(What you should do): Each line containing the word "view" needs to be copied.
• • • • • • •
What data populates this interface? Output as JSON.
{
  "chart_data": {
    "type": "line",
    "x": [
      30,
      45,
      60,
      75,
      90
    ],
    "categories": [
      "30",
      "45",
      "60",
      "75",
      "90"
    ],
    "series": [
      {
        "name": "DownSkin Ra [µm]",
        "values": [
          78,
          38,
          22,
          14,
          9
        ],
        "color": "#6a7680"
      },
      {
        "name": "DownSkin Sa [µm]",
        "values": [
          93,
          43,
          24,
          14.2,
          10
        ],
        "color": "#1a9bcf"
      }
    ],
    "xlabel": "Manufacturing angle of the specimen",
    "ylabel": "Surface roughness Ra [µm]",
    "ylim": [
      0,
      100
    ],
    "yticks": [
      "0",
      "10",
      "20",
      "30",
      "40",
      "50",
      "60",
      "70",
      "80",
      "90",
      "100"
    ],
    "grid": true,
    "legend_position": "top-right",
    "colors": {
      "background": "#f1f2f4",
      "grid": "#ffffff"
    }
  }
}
• • • • • • •
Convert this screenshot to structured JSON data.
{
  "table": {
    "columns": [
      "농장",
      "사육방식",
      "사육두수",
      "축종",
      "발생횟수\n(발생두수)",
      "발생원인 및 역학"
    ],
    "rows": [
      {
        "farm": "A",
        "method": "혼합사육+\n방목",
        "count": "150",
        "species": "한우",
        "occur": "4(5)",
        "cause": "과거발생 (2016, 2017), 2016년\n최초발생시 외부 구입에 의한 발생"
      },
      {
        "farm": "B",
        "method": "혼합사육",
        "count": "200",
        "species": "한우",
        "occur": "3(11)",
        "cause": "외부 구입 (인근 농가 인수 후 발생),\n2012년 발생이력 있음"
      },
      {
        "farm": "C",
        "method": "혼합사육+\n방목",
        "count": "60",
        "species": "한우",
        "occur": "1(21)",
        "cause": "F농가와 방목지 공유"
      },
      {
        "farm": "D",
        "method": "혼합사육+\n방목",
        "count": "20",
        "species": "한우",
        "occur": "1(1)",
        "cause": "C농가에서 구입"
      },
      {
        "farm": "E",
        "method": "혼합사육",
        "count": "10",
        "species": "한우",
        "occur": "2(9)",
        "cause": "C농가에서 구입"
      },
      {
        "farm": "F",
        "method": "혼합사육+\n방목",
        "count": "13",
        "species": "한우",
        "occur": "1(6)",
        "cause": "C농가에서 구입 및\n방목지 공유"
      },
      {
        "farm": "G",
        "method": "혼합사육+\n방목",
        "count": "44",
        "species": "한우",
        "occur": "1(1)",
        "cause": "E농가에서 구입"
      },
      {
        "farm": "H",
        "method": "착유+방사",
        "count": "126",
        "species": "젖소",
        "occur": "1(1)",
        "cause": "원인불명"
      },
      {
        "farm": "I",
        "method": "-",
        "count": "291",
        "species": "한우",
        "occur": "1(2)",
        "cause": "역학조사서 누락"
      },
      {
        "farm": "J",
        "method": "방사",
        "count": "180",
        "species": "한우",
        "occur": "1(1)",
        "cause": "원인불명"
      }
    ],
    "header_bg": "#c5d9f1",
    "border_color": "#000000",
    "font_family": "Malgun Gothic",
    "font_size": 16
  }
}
• • • • • • •
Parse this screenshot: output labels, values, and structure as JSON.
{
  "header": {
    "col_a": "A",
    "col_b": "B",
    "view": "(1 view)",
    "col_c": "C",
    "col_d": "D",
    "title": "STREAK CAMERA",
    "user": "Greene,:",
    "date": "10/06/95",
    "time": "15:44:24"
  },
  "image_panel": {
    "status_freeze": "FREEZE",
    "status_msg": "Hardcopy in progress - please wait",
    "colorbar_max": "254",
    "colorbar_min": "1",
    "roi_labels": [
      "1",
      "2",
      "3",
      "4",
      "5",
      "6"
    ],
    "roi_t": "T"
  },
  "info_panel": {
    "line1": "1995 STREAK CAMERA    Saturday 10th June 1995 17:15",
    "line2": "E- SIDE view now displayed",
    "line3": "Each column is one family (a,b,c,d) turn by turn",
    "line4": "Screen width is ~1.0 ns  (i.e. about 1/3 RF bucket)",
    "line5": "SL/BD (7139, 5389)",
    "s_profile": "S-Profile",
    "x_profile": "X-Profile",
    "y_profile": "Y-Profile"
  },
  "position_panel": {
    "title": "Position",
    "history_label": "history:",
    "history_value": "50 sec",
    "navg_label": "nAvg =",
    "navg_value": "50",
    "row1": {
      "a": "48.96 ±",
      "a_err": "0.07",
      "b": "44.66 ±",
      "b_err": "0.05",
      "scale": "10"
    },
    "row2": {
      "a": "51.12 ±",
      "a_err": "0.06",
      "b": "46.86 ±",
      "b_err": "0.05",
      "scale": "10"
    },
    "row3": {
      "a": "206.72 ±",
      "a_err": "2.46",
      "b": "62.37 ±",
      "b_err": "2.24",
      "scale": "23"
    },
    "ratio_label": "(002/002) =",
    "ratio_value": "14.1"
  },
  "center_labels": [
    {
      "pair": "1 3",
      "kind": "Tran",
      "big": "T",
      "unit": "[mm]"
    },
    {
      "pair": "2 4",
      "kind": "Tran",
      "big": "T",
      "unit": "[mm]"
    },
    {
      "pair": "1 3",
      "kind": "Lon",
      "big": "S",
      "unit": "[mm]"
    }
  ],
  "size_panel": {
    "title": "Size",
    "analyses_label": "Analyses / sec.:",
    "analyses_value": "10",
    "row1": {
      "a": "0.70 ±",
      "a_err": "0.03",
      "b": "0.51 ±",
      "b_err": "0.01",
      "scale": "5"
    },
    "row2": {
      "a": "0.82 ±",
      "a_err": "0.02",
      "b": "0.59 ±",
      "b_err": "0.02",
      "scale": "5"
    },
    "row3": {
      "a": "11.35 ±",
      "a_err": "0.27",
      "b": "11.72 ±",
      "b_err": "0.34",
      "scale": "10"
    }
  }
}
• • • • • • •
(Completed task):
    "view": "(1 view)",
    "line2": "E- SIDE view now displayed",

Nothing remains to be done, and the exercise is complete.